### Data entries
* Begin *
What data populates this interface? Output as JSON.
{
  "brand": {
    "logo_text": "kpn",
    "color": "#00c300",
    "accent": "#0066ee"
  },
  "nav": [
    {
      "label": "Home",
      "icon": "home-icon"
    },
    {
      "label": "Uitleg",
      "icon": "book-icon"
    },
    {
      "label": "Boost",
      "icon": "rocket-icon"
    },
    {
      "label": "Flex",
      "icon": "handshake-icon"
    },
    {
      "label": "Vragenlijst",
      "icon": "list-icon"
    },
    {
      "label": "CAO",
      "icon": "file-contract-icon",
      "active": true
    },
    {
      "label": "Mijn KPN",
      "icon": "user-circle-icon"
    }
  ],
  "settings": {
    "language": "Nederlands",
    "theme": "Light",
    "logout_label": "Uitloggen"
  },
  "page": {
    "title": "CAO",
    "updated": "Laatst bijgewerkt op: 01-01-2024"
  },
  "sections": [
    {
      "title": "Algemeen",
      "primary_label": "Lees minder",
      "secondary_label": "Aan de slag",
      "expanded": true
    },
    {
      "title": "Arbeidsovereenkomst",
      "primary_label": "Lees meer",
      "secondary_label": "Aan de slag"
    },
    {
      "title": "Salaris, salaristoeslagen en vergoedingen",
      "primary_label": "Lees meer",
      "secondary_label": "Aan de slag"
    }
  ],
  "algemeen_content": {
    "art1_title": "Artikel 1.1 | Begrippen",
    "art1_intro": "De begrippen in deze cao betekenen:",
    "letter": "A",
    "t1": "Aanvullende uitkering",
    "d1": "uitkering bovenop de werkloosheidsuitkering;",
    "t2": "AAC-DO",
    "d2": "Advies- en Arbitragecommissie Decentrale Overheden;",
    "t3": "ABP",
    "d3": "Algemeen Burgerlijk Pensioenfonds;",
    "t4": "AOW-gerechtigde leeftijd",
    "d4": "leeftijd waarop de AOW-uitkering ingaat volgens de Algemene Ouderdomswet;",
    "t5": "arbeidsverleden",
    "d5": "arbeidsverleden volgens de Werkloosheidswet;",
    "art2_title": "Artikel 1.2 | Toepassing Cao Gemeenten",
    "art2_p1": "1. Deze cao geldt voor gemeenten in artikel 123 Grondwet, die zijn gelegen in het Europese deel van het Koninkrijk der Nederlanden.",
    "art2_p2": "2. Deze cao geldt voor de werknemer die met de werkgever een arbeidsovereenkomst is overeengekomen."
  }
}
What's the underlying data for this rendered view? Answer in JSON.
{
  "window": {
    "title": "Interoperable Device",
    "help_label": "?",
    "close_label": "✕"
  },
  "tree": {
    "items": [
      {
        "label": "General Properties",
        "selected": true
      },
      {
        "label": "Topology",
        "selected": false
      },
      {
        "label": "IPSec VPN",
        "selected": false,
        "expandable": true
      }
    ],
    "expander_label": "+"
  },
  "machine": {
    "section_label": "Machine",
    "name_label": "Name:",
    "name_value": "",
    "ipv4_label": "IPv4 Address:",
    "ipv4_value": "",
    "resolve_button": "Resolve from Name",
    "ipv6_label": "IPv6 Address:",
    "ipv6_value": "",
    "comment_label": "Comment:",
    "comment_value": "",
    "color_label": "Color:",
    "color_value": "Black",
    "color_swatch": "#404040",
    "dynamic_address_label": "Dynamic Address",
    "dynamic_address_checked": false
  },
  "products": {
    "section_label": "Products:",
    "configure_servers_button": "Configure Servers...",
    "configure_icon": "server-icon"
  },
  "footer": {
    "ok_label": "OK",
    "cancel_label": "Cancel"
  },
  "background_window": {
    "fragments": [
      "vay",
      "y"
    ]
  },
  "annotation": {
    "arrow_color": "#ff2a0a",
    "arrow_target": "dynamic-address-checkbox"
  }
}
* End *
### TASK GOAL
Of all the lines in the material above, how many contain the word "What"? Give only the count.

### FINAL RESULT
2